• PROMPT:
Reproduce the entire listing word for word.

• EXCERPTED RECORDS:
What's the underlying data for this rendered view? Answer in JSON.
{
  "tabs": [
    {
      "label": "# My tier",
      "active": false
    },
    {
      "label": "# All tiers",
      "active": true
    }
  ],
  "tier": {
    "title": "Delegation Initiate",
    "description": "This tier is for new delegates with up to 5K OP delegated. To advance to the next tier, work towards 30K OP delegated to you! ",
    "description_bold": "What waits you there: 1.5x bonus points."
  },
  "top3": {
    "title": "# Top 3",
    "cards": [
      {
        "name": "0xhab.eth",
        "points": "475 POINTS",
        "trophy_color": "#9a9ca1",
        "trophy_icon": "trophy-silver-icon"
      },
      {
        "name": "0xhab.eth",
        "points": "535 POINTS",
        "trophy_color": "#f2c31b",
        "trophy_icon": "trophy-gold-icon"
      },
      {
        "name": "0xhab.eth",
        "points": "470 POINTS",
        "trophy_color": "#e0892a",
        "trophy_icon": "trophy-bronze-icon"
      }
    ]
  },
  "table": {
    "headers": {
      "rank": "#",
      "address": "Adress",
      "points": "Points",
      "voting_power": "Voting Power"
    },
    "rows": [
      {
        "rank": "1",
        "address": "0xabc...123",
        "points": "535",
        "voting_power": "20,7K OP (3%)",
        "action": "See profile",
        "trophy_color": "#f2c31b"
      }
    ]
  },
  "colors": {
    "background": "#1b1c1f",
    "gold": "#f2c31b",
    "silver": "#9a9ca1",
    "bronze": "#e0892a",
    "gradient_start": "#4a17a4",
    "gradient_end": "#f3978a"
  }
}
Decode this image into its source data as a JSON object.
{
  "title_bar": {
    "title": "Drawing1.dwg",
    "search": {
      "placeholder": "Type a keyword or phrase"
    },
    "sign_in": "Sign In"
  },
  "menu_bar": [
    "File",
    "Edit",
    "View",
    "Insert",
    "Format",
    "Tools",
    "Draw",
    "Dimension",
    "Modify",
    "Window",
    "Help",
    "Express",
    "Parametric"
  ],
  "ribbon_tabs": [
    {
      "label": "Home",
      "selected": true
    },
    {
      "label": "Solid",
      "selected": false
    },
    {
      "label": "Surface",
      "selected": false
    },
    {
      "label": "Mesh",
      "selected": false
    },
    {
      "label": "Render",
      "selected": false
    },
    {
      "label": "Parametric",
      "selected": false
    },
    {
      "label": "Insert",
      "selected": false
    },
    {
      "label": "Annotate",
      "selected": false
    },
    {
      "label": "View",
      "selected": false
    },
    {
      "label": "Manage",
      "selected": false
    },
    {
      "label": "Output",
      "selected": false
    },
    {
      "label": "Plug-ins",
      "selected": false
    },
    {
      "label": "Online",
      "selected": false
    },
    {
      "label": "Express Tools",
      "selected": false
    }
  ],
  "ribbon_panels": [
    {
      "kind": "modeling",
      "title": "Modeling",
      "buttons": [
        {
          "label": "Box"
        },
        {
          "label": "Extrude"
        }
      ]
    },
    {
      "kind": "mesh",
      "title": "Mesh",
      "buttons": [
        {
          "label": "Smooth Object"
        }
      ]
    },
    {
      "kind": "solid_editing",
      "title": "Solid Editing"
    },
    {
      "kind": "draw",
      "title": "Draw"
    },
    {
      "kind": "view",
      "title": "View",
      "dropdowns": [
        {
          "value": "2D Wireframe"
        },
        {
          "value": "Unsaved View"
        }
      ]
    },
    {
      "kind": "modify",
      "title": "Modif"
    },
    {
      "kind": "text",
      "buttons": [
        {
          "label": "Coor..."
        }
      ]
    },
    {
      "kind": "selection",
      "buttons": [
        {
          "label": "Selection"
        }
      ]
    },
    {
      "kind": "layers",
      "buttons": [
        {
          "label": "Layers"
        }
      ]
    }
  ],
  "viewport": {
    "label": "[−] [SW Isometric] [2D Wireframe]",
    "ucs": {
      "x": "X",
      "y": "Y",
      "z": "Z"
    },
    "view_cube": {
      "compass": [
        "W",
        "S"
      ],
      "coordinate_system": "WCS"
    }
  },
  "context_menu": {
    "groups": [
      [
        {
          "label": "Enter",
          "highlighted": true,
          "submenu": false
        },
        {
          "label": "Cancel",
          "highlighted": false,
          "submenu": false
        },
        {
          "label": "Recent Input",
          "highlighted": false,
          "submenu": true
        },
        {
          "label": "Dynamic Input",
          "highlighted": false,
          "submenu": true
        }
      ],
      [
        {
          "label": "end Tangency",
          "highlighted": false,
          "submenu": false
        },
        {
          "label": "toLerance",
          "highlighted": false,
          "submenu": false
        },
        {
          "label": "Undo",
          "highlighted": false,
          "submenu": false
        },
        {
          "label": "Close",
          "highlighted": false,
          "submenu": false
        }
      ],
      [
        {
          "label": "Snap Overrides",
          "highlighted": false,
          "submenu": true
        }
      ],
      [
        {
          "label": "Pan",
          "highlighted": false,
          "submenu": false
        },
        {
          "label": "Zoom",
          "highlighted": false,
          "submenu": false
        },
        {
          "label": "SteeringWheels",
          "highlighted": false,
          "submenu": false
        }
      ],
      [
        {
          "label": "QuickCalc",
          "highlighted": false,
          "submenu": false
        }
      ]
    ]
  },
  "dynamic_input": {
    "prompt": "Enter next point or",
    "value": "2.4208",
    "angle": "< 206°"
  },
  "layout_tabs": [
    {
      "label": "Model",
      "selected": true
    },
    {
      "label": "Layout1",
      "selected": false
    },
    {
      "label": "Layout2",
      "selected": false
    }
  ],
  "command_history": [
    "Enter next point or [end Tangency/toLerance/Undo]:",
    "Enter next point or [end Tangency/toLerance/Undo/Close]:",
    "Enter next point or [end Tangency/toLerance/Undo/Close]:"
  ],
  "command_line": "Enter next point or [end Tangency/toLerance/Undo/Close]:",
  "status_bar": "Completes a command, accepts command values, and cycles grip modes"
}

• RESULT OF THIS EXERCISE:
What's the underlying data for this rendered view? Answer in JSON.
{
  "tabs": [
    {
      "label": "# My tier",
      "active": false
    },
    {
      "label": "# All tiers",
      "active": true
    }
  ],
  "tier": {
    "title": "Delegation Initiate",
    "description": "This tier is for new delegates with up to 5K OP delegated. To advance to the next tier, work towards 30K OP delegated to you! ",
    "description_bold": "What waits you there: 1.5x bonus points."
  },
  "top3": {
    "title": "# Top 3",
    "cards": [
      {
        "name": "0xhab.eth",
        "points": "475 POINTS",
        "trophy_color": "#9a9ca1",
        "trophy_icon": "trophy-silver-icon"
      },
      {
        "name": "0xhab.eth",
        "points": "535 POINTS",
        "trophy_color": "#f2c31b",
        "trophy_icon": "trophy-gold-icon"
      },
      {
        "name": "0xhab.eth",
        "points": "470 POINTS",
        "trophy_color": "#e0892a",
        "trophy_icon": "trophy-bronze-icon"
      }
    ]
  },
  "table": {
    "headers": {
      "rank": "#",
      "address": "Adress",
      "points": "Points",
      "voting_power": "Voting Power"
    },
    "rows": [
      {
        "rank": "1",
        "address": "0xabc...123",
        "points": "535",
        "voting_power": "20,7K OP (3%)",
        "action": "See profile",
        "trophy_color": "#f2c31b"
      }
    ]
  },
  "colors": {
    "background": "#1b1c1f",
    "gold": "#f2c31b",
    "silver": "#9a9ca1",
    "bronze": "#e0892a",
    "gradient_start": "#4a17a4",
    "gradient_end": "#f3978a"
  }
}
Decode this image into its source data as a JSON object.
{
  "title_bar": {
    "title": "Drawing1.dwg",
    "search": {
      "placeholder": "Type a keyword or phrase"
    },
    "sign_in": "Sign In"
  },
  "menu_bar": [
    "File",
    "Edit",
    "View",
    "Insert",
    "Format",
    "Tools",
    "Draw",
    "Dimension",
    "Modify",
    "Window",
    "Help",
    "Express",
    "Parametric"
  ],
  "ribbon_tabs": [
    {
      "label": "Home",
      "selected": true
    },
    {
      "label": "Solid",
      "selected": false
    },
    {
      "label": "Surface",
      "selected": false
    },
    {
      "label": "Mesh",
      "selected": false
    },
    {
      "label": "Render",
      "selected": false
    },
    {
      "label": "Parametric",
      "selected": false
    },
    {
      "label": "Insert",
      "selected": false
    },
    {
      "label": "Annotate",
      "selected": false
    },
    {
      "label": "View",
      "selected": false
    },
    {
      "label": "Manage",
      "selected": false
    },
    {
      "label": "Output",
      "selected": false
    },
    {
      "label": "Plug-ins",
      "selected": false
    },
    {
      "label": "Online",
      "selected": false
    },
    {
      "label": "Express Tools",
      "selected": false
    }
  ],
  "ribbon_panels": [
    {
      "kind": "modeling",
      "title": "Modeling",
      "buttons": [
        {
          "label": "Box"
        },
        {
          "label": "Extrude"
        }
      ]
    },
    {
      "kind": "mesh",
      "title": "Mesh",
      "buttons": [
        {
          "label": "Smooth Object"
        }
      ]
    },
    {
      "kind": "solid_editing",
      "title": "Solid Editing"
    },
    {
      "kind": "draw",
      "title": "Draw"
    },
    {
      "kind": "view",
      "title": "View",
      "dropdowns": [
        {
          "value": "2D Wireframe"
        },
        {
          "value": "Unsaved View"
        }
      ]
    },
    {
      "kind": "modify",
      "title": "Modif"
    },
    {
      "kind": "text",
      "buttons": [
        {
          "label": "Coor..."
        }
      ]
    },
    {
      "kind": "selection",
      "buttons": [
        {
          "label": "Selection"
        }
      ]
    },
    {
      "kind": "layers",
      "buttons": [
        {
          "label": "Layers"
        }
      ]
    }
  ],
  "viewport": {
    "label": "[−] [SW Isometric] [2D Wireframe]",
    "ucs": {
      "x": "X",
      "y": "Y",
      "z": "Z"
    },
    "view_cube": {
      "compass": [
        "W",
        "S"
      ],
      "coordinate_system": "WCS"
    }
  },
  "context_menu": {
    "groups": [
      [
        {
          "label": "Enter",
          "highlighted": true,
          "submenu": false
        },
        {
          "label": "Cancel",
          "highlighted": false,
          "submenu": false
        },
        {
          "label": "Recent Input",
          "highlighted": false,
          "submenu": true
        },
        {
          "label": "Dynamic Input",
          "highlighted": false,
          "submenu": true
        }
      ],
      [
        {
          "label": "end Tangency",
          "highlighted": false,
          "submenu": false
        },
        {
          "label": "toLerance",
          "highlighted": false,
          "submenu": false
        },
        {
          "label": "Undo",
          "highlighted": false,
          "submenu": false
        },
        {
          "label": "Close",
          "highlighted": false,
          "submenu": false
        }
      ],
      [
        {
          "label": "Snap Overrides",
          "highlighted": false,
          "submenu": true
        }
      ],
      [
        {
          "label": "Pan",
          "highlighted": false,
          "submenu": false
        },
        {
          "label": "Zoom",
          "highlighted": false,
          "submenu": false
        },
        {
          "label": "SteeringWheels",
          "highlighted": false,
          "submenu": false
        }
      ],
      [
        {
          "label": "QuickCalc",
          "highlighted": false,
          "submenu": false
        }
      ]
    ]
  },
  "dynamic_input": {
    "prompt": "Enter next point or",
    "value": "2.4208",
    "angle": "< 206°"
  },
  "layout_tabs": [
    {
      "label": "Model",
      "selected": true
    },
    {
      "label": "Layout1",
      "selected": false
    },
    {
      "label": "Layout2",
      "selected": false
    }
  ],
  "command_history": [
    "Enter next point or [end Tangency/toLerance/Undo]:",
    "Enter next point or [end Tangency/toLerance/Undo/Close]:",
    "Enter next point or [end Tangency/toLerance/Undo/Close]:"
  ],
  "command_line": "Enter next point or [end Tangency/toLerance/Undo/Close]:",
  "status_bar": "Completes a command, accepts command values, and cycles grip modes"
}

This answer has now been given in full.